▸ WHAT TO DO
Copy each entry as it stands, leaving nothing out.

[Saved data entries]
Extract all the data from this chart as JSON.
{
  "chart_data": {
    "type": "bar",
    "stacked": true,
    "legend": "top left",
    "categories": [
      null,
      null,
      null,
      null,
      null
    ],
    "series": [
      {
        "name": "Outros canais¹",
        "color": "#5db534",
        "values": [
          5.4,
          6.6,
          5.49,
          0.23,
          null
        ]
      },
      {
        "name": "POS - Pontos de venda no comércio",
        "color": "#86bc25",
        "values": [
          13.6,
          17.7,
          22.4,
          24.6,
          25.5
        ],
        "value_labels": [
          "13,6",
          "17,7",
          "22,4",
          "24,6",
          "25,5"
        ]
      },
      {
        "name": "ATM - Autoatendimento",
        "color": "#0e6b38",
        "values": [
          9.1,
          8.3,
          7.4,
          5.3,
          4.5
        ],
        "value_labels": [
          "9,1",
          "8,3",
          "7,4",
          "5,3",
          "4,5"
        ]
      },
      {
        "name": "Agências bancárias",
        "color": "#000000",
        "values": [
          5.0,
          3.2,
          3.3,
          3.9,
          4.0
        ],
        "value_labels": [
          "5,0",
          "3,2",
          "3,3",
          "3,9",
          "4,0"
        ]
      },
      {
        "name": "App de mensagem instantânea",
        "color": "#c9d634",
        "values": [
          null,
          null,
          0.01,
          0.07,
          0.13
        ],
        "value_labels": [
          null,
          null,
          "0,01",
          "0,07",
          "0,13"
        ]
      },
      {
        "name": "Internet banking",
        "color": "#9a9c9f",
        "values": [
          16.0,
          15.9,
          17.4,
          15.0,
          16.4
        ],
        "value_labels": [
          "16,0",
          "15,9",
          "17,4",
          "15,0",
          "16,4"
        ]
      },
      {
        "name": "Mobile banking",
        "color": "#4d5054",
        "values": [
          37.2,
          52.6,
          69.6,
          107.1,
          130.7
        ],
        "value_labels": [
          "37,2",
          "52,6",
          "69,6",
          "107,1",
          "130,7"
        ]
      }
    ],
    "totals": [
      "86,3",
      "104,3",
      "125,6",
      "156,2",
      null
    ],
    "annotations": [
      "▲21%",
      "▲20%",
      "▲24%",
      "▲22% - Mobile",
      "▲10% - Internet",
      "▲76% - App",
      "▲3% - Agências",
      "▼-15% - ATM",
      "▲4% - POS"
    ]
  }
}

▸ OUTPUT OF THE TASK
Extract all the data from this chart as JSON.
{
  "chart_data": {
    "type": "bar",
    "stacked": true,
    "legend": "top left",
    "categories": [
      null,
      null,
      null,
      null,
      null
    ],
    "series": [
      {
        "name": "Outros canais¹",
        "color": "#5db534",
        "values": [
          5.4,
          6.6,
          5.49,
          0.23,
          null
        ]
      },
      {
        "name": "POS - Pontos de venda no comércio",
        "color": "#86bc25",
        "values": [
          13.6,
          17.7,
          22.4,
          24.6,
          25.5
        ],
        "value_labels": [
          "13,6",
          "17,7",
          "22,4",
          "24,6",
          "25,5"
        ]
      },
      {
        "name": "ATM - Autoatendimento",
        "color": "#0e6b38",
        "values": [
          9.1,
          8.3,
          7.4,
          5.3,
          4.5
        ],
        "value_labels": [
          "9,1",
          "8,3",
          "7,4",
          "5,3",
          "4,5"
        ]
      },
      {
        "name": "Agências bancárias",
        "color": "#000000",
        "values": [
          5.0,
          3.2,
          3.3,
          3.9,
          4.0
        ],
        "value_labels": [
          "5,0",
          "3,2",
          "3,3",
          "3,9",
          "4,0"
        ]
      },
      {
        "name": "App de mensagem instantânea",
        "color": "#c9d634",
        "values": [
          null,
          null,
          0.01,
          0.07,
          0.13
        ],
        "value_labels": [
          null,
          null,
          "0,01",
          "0,07",
          "0,13"
        ]
      },
      {
        "name": "Internet banking",
        "color": "#9a9c9f",
        "values": [
          16.0,
          15.9,
          17.4,
          15.0,
          16.4
        ],
        "value_labels": [
          "16,0",
          "15,9",
          "17,4",
          "15,0",
          "16,4"
        ]
      },
      {
        "name": "Mobile banking",
        "color": "#4d5054",
        "values": [
          37.2,
          52.6,
          69.6,
          107.1,
          130.7
        ],
        "value_labels": [
          "37,2",
          "52,6",
          "69,6",
          "107,1",
          "130,7"
        ]
      }
    ],
    "totals": [
      "86,3",
      "104,3",
      "125,6",
      "156,2",
      null
    ],
    "annotations": [
      "▲21%",
      "▲20%",
      "▲24%",
      "▲22% - Mobile",
      "▲10% - Internet",
      "▲76% - App",
      "▲3% - Agências",
      "▼-15% - ATM",
      "▲4% - POS"
    ]
  }
}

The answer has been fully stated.